→ Work to complete
Here is a set of records. Copy them all exactly.

Collection entries:
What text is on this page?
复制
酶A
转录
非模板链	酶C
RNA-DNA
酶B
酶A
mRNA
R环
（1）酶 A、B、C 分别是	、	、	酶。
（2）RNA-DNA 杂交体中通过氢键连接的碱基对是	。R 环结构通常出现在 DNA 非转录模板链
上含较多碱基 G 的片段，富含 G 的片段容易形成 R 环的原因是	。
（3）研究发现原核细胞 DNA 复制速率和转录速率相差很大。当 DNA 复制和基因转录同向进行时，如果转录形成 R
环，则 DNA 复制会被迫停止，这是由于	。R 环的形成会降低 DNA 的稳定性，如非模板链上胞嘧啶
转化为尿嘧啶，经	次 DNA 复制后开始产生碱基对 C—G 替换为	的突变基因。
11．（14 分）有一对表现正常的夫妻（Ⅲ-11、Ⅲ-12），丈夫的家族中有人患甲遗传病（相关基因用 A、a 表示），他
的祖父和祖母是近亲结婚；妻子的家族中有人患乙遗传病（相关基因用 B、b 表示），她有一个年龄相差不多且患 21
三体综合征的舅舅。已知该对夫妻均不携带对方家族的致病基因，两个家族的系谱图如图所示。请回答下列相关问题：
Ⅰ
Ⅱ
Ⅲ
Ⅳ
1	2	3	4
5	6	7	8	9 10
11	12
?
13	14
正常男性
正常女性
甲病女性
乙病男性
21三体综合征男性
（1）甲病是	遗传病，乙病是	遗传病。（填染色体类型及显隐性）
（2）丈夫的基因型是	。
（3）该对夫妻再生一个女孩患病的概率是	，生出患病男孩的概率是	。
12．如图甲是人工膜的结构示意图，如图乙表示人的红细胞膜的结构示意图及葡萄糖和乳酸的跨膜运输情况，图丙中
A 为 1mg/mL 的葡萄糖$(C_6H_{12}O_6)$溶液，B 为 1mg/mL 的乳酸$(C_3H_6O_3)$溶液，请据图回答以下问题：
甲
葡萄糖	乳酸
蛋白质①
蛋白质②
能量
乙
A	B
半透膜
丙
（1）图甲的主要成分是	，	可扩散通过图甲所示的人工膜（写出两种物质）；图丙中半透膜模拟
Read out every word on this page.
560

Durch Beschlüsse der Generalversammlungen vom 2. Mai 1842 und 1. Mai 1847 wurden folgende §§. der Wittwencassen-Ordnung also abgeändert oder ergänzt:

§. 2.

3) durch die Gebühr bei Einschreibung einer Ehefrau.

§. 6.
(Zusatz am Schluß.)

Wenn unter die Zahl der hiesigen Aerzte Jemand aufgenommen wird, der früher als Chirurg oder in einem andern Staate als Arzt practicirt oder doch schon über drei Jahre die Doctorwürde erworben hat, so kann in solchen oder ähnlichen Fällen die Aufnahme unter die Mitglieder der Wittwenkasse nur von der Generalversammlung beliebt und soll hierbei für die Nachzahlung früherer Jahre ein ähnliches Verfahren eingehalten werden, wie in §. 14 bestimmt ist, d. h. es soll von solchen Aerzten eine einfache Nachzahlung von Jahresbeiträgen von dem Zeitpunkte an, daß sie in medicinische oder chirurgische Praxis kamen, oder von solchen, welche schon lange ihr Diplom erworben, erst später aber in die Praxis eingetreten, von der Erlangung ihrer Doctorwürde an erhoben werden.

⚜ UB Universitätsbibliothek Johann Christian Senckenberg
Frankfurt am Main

→ Result for this task
What text is on this page?
复制
酶A
转录
非模板链	酶C
RNA-DNA
酶B
酶A
mRNA
R环
（1）酶 A、B、C 分别是	、	、	酶。
（2）RNA-DNA 杂交体中通过氢键连接的碱基对是	。R 环结构通常出现在 DNA 非转录模板链
上含较多碱基 G 的片段，富含 G 的片段容易形成 R 环的原因是	。
（3）研究发现原核细胞 DNA 复制速率和转录速率相差很大。当 DNA 复制和基因转录同向进行时，如果转录形成 R
环，则 DNA 复制会被迫停止，这是由于	。R 环的形成会降低 DNA 的稳定性，如非模板链上胞嘧啶
转化为尿嘧啶，经	次 DNA 复制后开始产生碱基对 C—G 替换为	的突变基因。
11．（14 分）有一对表现正常的夫妻（Ⅲ-11、Ⅲ-12），丈夫的家族中有人患甲遗传病（相关基因用 A、a 表示），他
的祖父和祖母是近亲结婚；妻子的家族中有人患乙遗传病（相关基因用 B、b 表示），她有一个年龄相差不多且患 21
三体综合征的舅舅。已知该对夫妻均不携带对方家族的致病基因，两个家族的系谱图如图所示。请回答下列相关问题：
Ⅰ
Ⅱ
Ⅲ
Ⅳ
1	2	3	4
5	6	7	8	9 10
11	12
?
13	14
正常男性
正常女性
甲病女性
乙病男性
21三体综合征男性
（1）甲病是	遗传病，乙病是	遗传病。（填染色体类型及显隐性）
（2）丈夫的基因型是	。
（3）该对夫妻再生一个女孩患病的概率是	，生出患病男孩的概率是	。
12．如图甲是人工膜的结构示意图，如图乙表示人的红细胞膜的结构示意图及葡萄糖和乳酸的跨膜运输情况，图丙中
A 为 1mg/mL 的葡萄糖$(C_6H_{12}O_6)$溶液，B 为 1mg/mL 的乳酸$(C_3H_6O_3)$溶液，请据图回答以下问题：
甲
葡萄糖	乳酸
蛋白质①
蛋白质②
能量
乙
A	B
半透膜
丙
（1）图甲的主要成分是	，	可扩散通过图甲所示的人工膜（写出两种物质）；图丙中半透膜模拟
Read out every word on this page.
560

Durch Beschlüsse der Generalversammlungen vom 2. Mai 1842 und 1. Mai 1847 wurden folgende §§. der Wittwencassen-Ordnung also abgeändert oder ergänzt:

§. 2.

3) durch die Gebühr bei Einschreibung einer Ehefrau.

§. 6.
(Zusatz am Schluß.)

Wenn unter die Zahl der hiesigen Aerzte Jemand aufgenommen wird, der früher als Chirurg oder in einem andern Staate als Arzt practicirt oder doch schon über drei Jahre die Doctorwürde erworben hat, so kann in solchen oder ähnlichen Fällen die Aufnahme unter die Mitglieder der Wittwenkasse nur von der Generalversammlung beliebt und soll hierbei für die Nachzahlung früherer Jahre ein ähnliches Verfahren eingehalten werden, wie in §. 14 bestimmt ist, d. h. es soll von solchen Aerzten eine einfache Nachzahlung von Jahresbeiträgen von dem Zeitpunkte an, daß sie in medicinische oder chirurgische Praxis kamen, oder von solchen, welche schon lange ihr Diplom erworben, erst später aber in die Praxis eingetreten, von der Erlangung ihrer Doctorwürde an erhoben werden.

⚜ UB Universitätsbibliothek Johann Christian Senckenberg
Frankfurt am Main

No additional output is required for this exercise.